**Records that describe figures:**
..........
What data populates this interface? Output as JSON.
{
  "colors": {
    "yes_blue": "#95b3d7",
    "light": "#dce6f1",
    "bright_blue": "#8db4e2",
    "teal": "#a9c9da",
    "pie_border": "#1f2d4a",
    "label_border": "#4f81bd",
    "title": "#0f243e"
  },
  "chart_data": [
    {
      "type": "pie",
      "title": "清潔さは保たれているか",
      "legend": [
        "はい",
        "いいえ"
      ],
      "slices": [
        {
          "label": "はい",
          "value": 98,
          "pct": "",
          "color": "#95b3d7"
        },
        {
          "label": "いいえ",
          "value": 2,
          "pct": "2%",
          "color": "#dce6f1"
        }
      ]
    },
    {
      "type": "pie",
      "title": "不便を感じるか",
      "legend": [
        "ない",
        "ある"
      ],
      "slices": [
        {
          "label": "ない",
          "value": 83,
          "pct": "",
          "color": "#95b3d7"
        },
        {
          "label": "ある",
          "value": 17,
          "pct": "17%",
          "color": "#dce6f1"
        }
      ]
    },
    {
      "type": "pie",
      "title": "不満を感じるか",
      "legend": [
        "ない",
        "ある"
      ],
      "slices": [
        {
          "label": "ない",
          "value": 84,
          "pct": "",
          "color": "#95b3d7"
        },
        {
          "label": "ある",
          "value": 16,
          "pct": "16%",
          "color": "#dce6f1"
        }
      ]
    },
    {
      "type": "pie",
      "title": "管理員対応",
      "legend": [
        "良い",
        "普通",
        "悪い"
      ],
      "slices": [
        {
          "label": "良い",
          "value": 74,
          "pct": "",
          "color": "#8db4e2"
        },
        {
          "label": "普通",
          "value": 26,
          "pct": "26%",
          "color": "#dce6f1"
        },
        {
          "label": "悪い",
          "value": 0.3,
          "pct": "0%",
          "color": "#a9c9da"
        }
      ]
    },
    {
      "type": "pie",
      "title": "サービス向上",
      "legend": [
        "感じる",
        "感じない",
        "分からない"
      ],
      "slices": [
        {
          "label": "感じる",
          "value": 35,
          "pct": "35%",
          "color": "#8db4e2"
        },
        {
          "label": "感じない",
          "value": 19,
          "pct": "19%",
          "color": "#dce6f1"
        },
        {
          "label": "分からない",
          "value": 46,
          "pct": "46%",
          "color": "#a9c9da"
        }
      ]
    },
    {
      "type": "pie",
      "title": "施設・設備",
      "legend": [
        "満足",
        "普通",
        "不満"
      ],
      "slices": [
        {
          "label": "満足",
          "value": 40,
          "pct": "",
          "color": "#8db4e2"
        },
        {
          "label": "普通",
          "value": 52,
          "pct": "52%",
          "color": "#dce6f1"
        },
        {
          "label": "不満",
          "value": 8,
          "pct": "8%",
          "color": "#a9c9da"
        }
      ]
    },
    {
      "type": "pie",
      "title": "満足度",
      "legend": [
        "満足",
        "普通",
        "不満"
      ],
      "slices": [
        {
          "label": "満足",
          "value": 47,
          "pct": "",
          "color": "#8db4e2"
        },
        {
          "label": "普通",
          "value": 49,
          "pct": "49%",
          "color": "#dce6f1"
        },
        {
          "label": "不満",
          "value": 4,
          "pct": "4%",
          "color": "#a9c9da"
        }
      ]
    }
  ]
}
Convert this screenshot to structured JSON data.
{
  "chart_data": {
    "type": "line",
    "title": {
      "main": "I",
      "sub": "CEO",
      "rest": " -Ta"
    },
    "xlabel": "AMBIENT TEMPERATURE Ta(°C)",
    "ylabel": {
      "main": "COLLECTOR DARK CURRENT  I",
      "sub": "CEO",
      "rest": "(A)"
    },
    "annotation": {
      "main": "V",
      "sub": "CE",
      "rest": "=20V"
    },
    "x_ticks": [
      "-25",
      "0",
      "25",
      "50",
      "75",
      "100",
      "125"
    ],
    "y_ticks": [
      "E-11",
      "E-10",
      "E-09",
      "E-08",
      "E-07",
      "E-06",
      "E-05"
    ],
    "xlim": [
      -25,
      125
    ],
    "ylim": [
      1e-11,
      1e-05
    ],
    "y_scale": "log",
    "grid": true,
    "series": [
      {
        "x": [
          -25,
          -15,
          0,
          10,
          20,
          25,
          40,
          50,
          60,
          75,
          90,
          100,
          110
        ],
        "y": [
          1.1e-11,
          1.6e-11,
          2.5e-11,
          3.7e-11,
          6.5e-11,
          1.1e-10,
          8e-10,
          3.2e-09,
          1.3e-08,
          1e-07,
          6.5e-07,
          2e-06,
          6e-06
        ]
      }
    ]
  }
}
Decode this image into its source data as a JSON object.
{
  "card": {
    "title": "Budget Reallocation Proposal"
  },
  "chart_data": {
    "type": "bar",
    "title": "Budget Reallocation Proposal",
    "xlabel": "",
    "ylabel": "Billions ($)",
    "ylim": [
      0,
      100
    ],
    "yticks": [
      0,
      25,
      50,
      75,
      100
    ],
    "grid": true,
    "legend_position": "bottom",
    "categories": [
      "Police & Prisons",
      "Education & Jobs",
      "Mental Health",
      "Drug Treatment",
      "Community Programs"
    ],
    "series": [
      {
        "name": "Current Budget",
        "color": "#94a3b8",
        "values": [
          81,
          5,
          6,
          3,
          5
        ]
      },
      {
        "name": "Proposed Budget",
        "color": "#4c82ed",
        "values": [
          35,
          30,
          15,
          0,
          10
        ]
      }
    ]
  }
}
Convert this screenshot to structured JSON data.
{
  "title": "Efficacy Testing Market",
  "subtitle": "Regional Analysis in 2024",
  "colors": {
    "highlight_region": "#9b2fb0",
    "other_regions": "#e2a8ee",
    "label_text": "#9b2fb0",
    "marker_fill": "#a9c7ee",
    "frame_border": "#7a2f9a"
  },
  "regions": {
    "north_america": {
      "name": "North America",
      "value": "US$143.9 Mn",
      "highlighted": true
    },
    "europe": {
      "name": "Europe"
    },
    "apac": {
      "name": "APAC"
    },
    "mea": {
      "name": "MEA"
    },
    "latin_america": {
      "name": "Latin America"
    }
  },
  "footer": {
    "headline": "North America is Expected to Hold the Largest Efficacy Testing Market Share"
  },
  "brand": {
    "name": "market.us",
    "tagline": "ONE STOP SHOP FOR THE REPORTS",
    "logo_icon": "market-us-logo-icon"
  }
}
..........
**The request:**
Transcribe the whole listing exactly.

**Response to this task:**
What data populates this interface? Output as JSON.
{
  "colors": {
    "yes_blue": "#95b3d7",
    "light": "#dce6f1",
    "bright_blue": "#8db4e2",
    "teal": "#a9c9da",
    "pie_border": "#1f2d4a",
    "label_border": "#4f81bd",
    "title": "#0f243e"
  },
  "chart_data": [
    {
      "type": "pie",
      "title": "清潔さは保たれているか",
      "legend": [
        "はい",
        "いいえ"
      ],
      "slices": [
        {
          "label": "はい",
          "value": 98,
          "pct": "",
          "color": "#95b3d7"
        },
        {
          "label": "いいえ",
          "value": 2,
          "pct": "2%",
          "color": "#dce6f1"
        }
      ]
    },
    {
      "type": "pie",
      "title": "不便を感じるか",
      "legend": [
        "ない",
        "ある"
      ],
      "slices": [
        {
          "label": "ない",
          "value": 83,
          "pct": "",
          "color": "#95b3d7"
        },
        {
          "label": "ある",
          "value": 17,
          "pct": "17%",
          "color": "#dce6f1"
        }
      ]
    },
    {
      "type": "pie",
      "title": "不満を感じるか",
      "legend": [
        "ない",
        "ある"
      ],
      "slices": [
        {
          "label": "ない",
          "value": 84,
          "pct": "",
          "color": "#95b3d7"
        },
        {
          "label": "ある",
          "value": 16,
          "pct": "16%",
          "color": "#dce6f1"
        }
      ]
    },
    {
      "type": "pie",
      "title": "管理員対応",
      "legend": [
        "良い",
        "普通",
        "悪い"
      ],
      "slices": [
        {
          "label": "良い",
          "value": 74,
          "pct": "",
          "color": "#8db4e2"
        },
        {
          "label": "普通",
          "value": 26,
          "pct": "26%",
          "color": "#dce6f1"
        },
        {
          "label": "悪い",
          "value": 0.3,
          "pct": "0%",
          "color": "#a9c9da"
        }
      ]
    },
    {
      "type": "pie",
      "title": "サービス向上",
      "legend": [
        "感じる",
        "感じない",
        "分からない"
      ],
      "slices": [
        {
          "label": "感じる",
          "value": 35,
          "pct": "35%",
          "color": "#8db4e2"
        },
        {
          "label": "感じない",
          "value": 19,
          "pct": "19%",
          "color": "#dce6f1"
        },
        {
          "label": "分からない",
          "value": 46,
          "pct": "46%",
          "color": "#a9c9da"
        }
      ]
    },
    {
      "type": "pie",
      "title": "施設・設備",
      "legend": [
        "満足",
        "普通",
        "不満"
      ],
      "slices": [
        {
          "label": "満足",
          "value": 40,
          "pct": "",
          "color": "#8db4e2"
        },
        {
          "label": "普通",
          "value": 52,
          "pct": "52%",
          "color": "#dce6f1"
        },
        {
          "label": "不満",
          "value": 8,
          "pct": "8%",
          "color": "#a9c9da"
        }
      ]
    },
    {
      "type": "pie",
      "title": "満足度",
      "legend": [
        "満足",
        "普通",
        "不満"
      ],
      "slices": [
        {
          "label": "満足",
          "value": 47,
          "pct": "",
          "color": "#8db4e2"
        },
        {
          "label": "普通",
          "value": 49,
          "pct": "49%",
          "color": "#dce6f1"
        },
        {
          "label": "不満",
          "value": 4,
          "pct": "4%",
          "color": "#a9c9da"
        }
      ]
    }
  ]
}
Convert this screenshot to structured JSON data.
{
  "chart_data": {
    "type": "line",
    "title": {
      "main": "I",
      "sub": "CEO",
      "rest": " -Ta"
    },
    "xlabel": "AMBIENT TEMPERATURE Ta(°C)",
    "ylabel": {
      "main": "COLLECTOR DARK CURRENT  I",
      "sub": "CEO",
      "rest": "(A)"
    },
    "annotation": {
      "main": "V",
      "sub": "CE",
      "rest": "=20V"
    },
    "x_ticks": [
      "-25",
      "0",
      "25",
      "50",
      "75",
      "100",
      "125"
    ],
    "y_ticks": [
      "E-11",
      "E-10",
      "E-09",
      "E-08",
      "E-07",
      "E-06",
      "E-05"
    ],
    "xlim": [
      -25,
      125
    ],
    "ylim": [
      1e-11,
      1e-05
    ],
    "y_scale": "log",
    "grid": true,
    "series": [
      {
        "x": [
          -25,
          -15,
          0,
          10,
          20,
          25,
          40,
          50,
          60,
          75,
          90,
          100,
          110
        ],
        "y": [
          1.1e-11,
          1.6e-11,
          2.5e-11,
          3.7e-11,
          6.5e-11,
          1.1e-10,
          8e-10,
          3.2e-09,
          1.3e-08,
          1e-07,
          6.5e-07,
          2e-06,
          6e-06
        ]
      }
    ]
  }
}
Decode this image into its source data as a JSON object.
{
  "card": {
    "title": "Budget Reallocation Proposal"
  },
  "chart_data": {
    "type": "bar",
    "title": "Budget Reallocation Proposal",
    "xlabel": "",
    "ylabel": "Billions ($)",
    "ylim": [
      0,
      100
    ],
    "yticks": [
      0,
      25,
      50,
      75,
      100
    ],
    "grid": true,
    "legend_position": "bottom",
    "categories": [
      "Police & Prisons",
      "Education & Jobs",
      "Mental Health",
      "Drug Treatment",
      "Community Programs"
    ],
    "series": [
      {
        "name": "Current Budget",
        "color": "#94a3b8",
        "values": [
          81,
          5,
          6,
          3,
          5
        ]
      },
      {
        "name": "Proposed Budget",
        "color": "#4c82ed",
        "values": [
          35,
          30,
          15,
          0,
          10
        ]
      }
    ]
  }
}
Convert this screenshot to structured JSON data.
{
  "title": "Efficacy Testing Market",
  "subtitle": "Regional Analysis in 2024",
  "colors": {
    "highlight_region": "#9b2fb0",
    "other_regions": "#e2a8ee",
    "label_text": "#9b2fb0",
    "marker_fill": "#a9c7ee",
    "frame_border": "#7a2f9a"
  },
  "regions": {
    "north_america": {
      "name": "North America",
      "value": "US$143.9 Mn",
      "highlighted": true
    },
    "europe": {
      "name": "Europe"
    },
    "apac": {
      "name": "APAC"
    },
    "mea": {
      "name": "MEA"
    },
    "latin_america": {
      "name": "Latin America"
    }
  },
  "footer": {
    "headline": "North America is Expected to Hold the Largest Efficacy Testing Market Share"
  },
  "brand": {
    "name": "market.us",
    "tagline": "ONE STOP SHOP FOR THE REPORTS",
    "logo_icon": "market-us-logo-icon"
  }
}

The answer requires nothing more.